[Dataset excerpt]
***

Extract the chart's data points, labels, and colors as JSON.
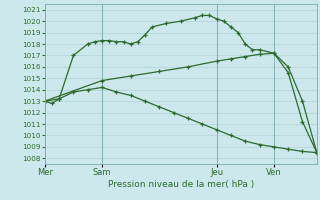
{
  "title": "Pression niveau de la mer( hPa )",
  "bg_color": "#cce8ec",
  "grid_color": "#aacccc",
  "line_color": "#2d6a2d",
  "ylim": [
    1007.5,
    1021.5
  ],
  "yticks": [
    1008,
    1009,
    1010,
    1011,
    1012,
    1013,
    1014,
    1015,
    1016,
    1017,
    1018,
    1019,
    1020,
    1021
  ],
  "day_labels": [
    "Mer",
    "Sam",
    "Jeu",
    "Ven"
  ],
  "day_positions": [
    0,
    8,
    24,
    32
  ],
  "xlim": [
    0,
    38
  ],
  "line1_x": [
    0,
    1,
    2,
    4,
    6,
    7,
    8,
    9,
    10,
    11,
    12,
    13,
    14,
    15,
    17,
    19,
    21,
    22,
    23,
    24,
    25,
    26,
    27,
    28,
    29,
    30,
    32,
    34,
    36,
    38
  ],
  "line1_y": [
    1013.0,
    1012.8,
    1013.2,
    1017.0,
    1018.0,
    1018.2,
    1018.3,
    1018.3,
    1018.2,
    1018.2,
    1018.0,
    1018.2,
    1018.8,
    1019.5,
    1019.8,
    1020.0,
    1020.3,
    1020.5,
    1020.5,
    1020.2,
    1020.0,
    1019.5,
    1019.0,
    1018.0,
    1017.5,
    1017.5,
    1017.2,
    1015.5,
    1011.2,
    1008.5
  ],
  "line2_x": [
    0,
    8,
    12,
    16,
    20,
    24,
    26,
    28,
    30,
    32,
    34,
    36,
    38
  ],
  "line2_y": [
    1013.0,
    1014.8,
    1015.2,
    1015.6,
    1016.0,
    1016.5,
    1016.7,
    1016.9,
    1017.1,
    1017.2,
    1016.0,
    1013.0,
    1008.5
  ],
  "line3_x": [
    0,
    2,
    4,
    6,
    8,
    10,
    12,
    14,
    16,
    18,
    20,
    22,
    24,
    26,
    28,
    30,
    32,
    34,
    36,
    38
  ],
  "line3_y": [
    1013.0,
    1013.2,
    1013.8,
    1014.0,
    1014.2,
    1013.8,
    1013.5,
    1013.0,
    1012.5,
    1012.0,
    1011.5,
    1011.0,
    1010.5,
    1010.0,
    1009.5,
    1009.2,
    1009.0,
    1008.8,
    1008.6,
    1008.5
  ]
}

***

## What you are asked to do
All of the material above needs to be restated exactly, with no pictures.

## Written solution
Extract the chart's data points, labels, and colors as JSON.
{
  "title": "Pression niveau de la mer( hPa )",
  "bg_color": "#cce8ec",
  "grid_color": "#aacccc",
  "line_color": "#2d6a2d",
  "ylim": [
    1007.5,
    1021.5
  ],
  "yticks": [
    1008,
    1009,
    1010,
    1011,
    1012,
    1013,
    1014,
    1015,
    1016,
    1017,
    1018,
    1019,
    1020,
    1021
  ],
  "day_labels": [
    "Mer",
    "Sam",
    "Jeu",
    "Ven"
  ],
  "day_positions": [
    0,
    8,
    24,
    32
  ],
  "xlim": [
    0,
    38
  ],
  "line1_x": [
    0,
    1,
    2,
    4,
    6,
    7,
    8,
    9,
    10,
    11,
    12,
    13,
    14,
    15,
    17,
    19,
    21,
    22,
    23,
    24,
    25,
    26,
    27,
    28,
    29,
    30,
    32,
    34,
    36,
    38
  ],
  "line1_y": [
    1013.0,
    1012.8,
    1013.2,
    1017.0,
    1018.0,
    1018.2,
    1018.3,
    1018.3,
    1018.2,
    1018.2,
    1018.0,
    1018.2,
    1018.8,
    1019.5,
    1019.8,
    1020.0,
    1020.3,
    1020.5,
    1020.5,
    1020.2,
    1020.0,
    1019.5,
    1019.0,
    1018.0,
    1017.5,
    1017.5,
    1017.2,
    1015.5,
    1011.2,
    1008.5
  ],
  "line2_x": [
    0,
    8,
    12,
    16,
    20,
    24,
    26,
    28,
    30,
    32,
    34,
    36,
    38
  ],
  "line2_y": [
    1013.0,
    1014.8,
    1015.2,
    1015.6,
    1016.0,
    1016.5,
    1016.7,
    1016.9,
    1017.1,
    1017.2,
    1016.0,
    1013.0,
    1008.5
  ],
  "line3_x": [
    0,
    2,
    4,
    6,
    8,
    10,
    12,
    14,
    16,
    18,
    20,
    22,
    24,
    26,
    28,
    30,
    32,
    34,
    36,
    38
  ],
  "line3_y": [
    1013.0,
    1013.2,
    1013.8,
    1014.0,
    1014.2,
    1013.8,
    1013.5,
    1013.0,
    1012.5,
    1012.0,
    1011.5,
    1011.0,
    1010.5,
    1010.0,
    1009.5,
    1009.2,
    1009.0,
    1008.8,
    1008.6,
    1008.5
  ]
}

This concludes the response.